## Short problem:
Omit the pictures, please, and give each record below again exactly.

--- Materials provided ---

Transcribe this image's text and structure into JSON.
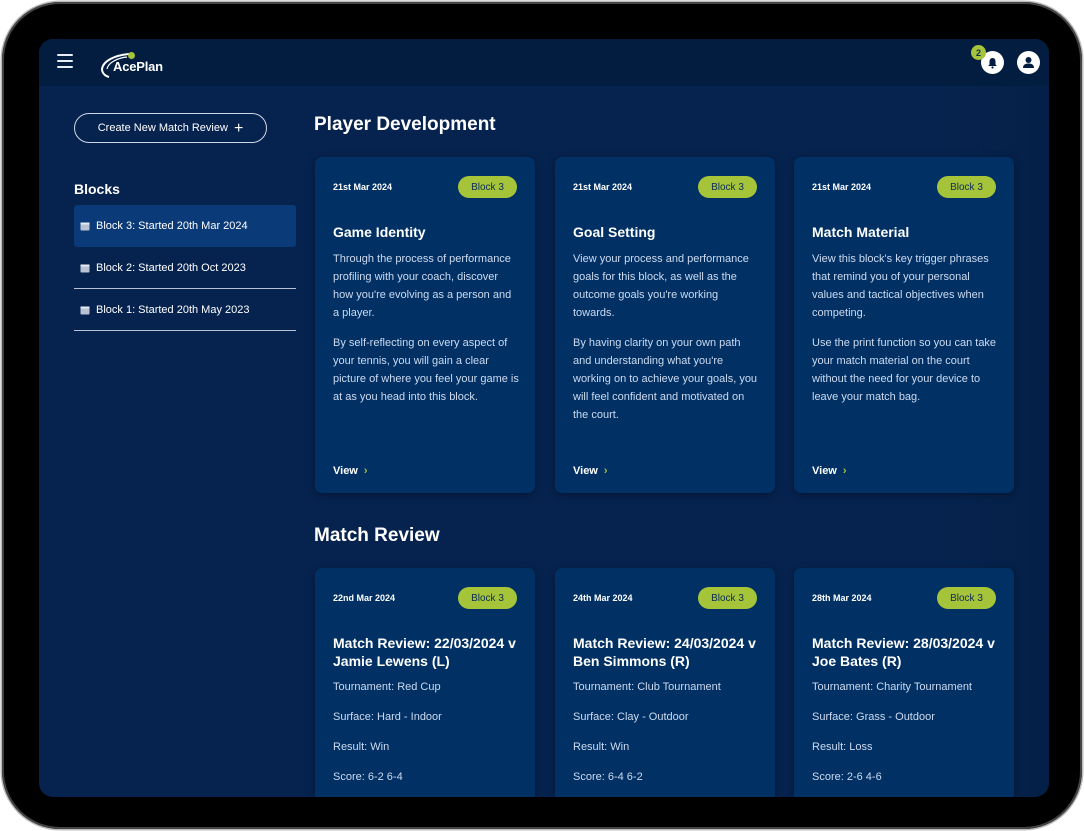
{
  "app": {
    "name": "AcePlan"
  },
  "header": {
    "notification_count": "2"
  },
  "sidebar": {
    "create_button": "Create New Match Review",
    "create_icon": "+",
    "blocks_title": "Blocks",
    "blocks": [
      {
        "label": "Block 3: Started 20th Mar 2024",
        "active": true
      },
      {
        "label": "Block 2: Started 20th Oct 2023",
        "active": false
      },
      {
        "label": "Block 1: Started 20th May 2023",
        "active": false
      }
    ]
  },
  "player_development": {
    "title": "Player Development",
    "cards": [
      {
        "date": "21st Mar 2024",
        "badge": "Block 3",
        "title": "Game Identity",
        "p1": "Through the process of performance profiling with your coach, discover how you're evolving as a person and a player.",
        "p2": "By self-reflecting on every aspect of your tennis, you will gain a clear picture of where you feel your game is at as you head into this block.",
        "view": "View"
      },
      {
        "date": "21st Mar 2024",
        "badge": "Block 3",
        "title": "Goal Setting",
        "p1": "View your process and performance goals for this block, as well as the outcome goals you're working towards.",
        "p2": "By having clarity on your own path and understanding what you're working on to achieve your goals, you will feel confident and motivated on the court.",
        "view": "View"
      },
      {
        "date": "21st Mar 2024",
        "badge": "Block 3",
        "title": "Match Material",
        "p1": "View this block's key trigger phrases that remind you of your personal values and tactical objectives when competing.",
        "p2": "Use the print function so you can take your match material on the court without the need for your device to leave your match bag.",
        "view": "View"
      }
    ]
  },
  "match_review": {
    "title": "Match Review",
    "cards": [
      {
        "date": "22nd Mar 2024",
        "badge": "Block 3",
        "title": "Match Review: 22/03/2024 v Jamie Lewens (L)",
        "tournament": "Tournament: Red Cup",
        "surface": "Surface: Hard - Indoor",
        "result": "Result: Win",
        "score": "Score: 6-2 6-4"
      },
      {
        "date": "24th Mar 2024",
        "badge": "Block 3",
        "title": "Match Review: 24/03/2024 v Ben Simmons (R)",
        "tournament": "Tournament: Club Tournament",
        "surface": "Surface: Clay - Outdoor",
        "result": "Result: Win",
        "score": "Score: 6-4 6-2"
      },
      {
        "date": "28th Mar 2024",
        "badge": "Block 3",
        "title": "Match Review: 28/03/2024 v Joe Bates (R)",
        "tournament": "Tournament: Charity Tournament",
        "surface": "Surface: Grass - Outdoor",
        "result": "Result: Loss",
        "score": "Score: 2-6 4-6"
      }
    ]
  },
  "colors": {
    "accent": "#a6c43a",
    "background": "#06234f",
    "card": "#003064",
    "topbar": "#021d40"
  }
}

---

## Response to the task:
Transcribe this image's text and structure into JSON.
{
  "app": {
    "name": "AcePlan"
  },
  "header": {
    "notification_count": "2"
  },
  "sidebar": {
    "create_button": "Create New Match Review",
    "create_icon": "+",
    "blocks_title": "Blocks",
    "blocks": [
      {
        "label": "Block 3: Started 20th Mar 2024",
        "active": true
      },
      {
        "label": "Block 2: Started 20th Oct 2023",
        "active": false
      },
      {
        "label": "Block 1: Started 20th May 2023",
        "active": false
      }
    ]
  },
  "player_development": {
    "title": "Player Development",
    "cards": [
      {
        "date": "21st Mar 2024",
        "badge": "Block 3",
        "title": "Game Identity",
        "p1": "Through the process of performance profiling with your coach, discover how you're evolving as a person and a player.",
        "p2": "By self-reflecting on every aspect of your tennis, you will gain a clear picture of where you feel your game is at as you head into this block.",
        "view": "View"
      },
      {
        "date": "21st Mar 2024",
        "badge": "Block 3",
        "title": "Goal Setting",
        "p1": "View your process and performance goals for this block, as well as the outcome goals you're working towards.",
        "p2": "By having clarity on your own path and understanding what you're working on to achieve your goals, you will feel confident and motivated on the court.",
        "view": "View"
      },
      {
        "date": "21st Mar 2024",
        "badge": "Block 3",
        "title": "Match Material",
        "p1": "View this block's key trigger phrases that remind you of your personal values and tactical objectives when competing.",
        "p2": "Use the print function so you can take your match material on the court without the need for your device to leave your match bag.",
        "view": "View"
      }
    ]
  },
  "match_review": {
    "title": "Match Review",
    "cards": [
      {
        "date": "22nd Mar 2024",
        "badge": "Block 3",
        "title": "Match Review: 22/03/2024 v Jamie Lewens (L)",
        "tournament": "Tournament: Red Cup",
        "surface": "Surface: Hard - Indoor",
        "result": "Result: Win",
        "score": "Score: 6-2 6-4"
      },
      {
        "date": "24th Mar 2024",
        "badge": "Block 3",
        "title": "Match Review: 24/03/2024 v Ben Simmons (R)",
        "tournament": "Tournament: Club Tournament",
        "surface": "Surface: Clay - Outdoor",
        "result": "Result: Win",
        "score": "Score: 6-4 6-2"
      },
      {
        "date": "28th Mar 2024",
        "badge": "Block 3",
        "title": "Match Review: 28/03/2024 v Joe Bates (R)",
        "tournament": "Tournament: Charity Tournament",
        "surface": "Surface: Grass - Outdoor",
        "result": "Result: Loss",
        "score": "Score: 2-6 4-6"
      }
    ]
  },
  "colors": {
    "accent": "#a6c43a",
    "background": "#06234f",
    "card": "#003064",
    "topbar": "#021d40"
  }
}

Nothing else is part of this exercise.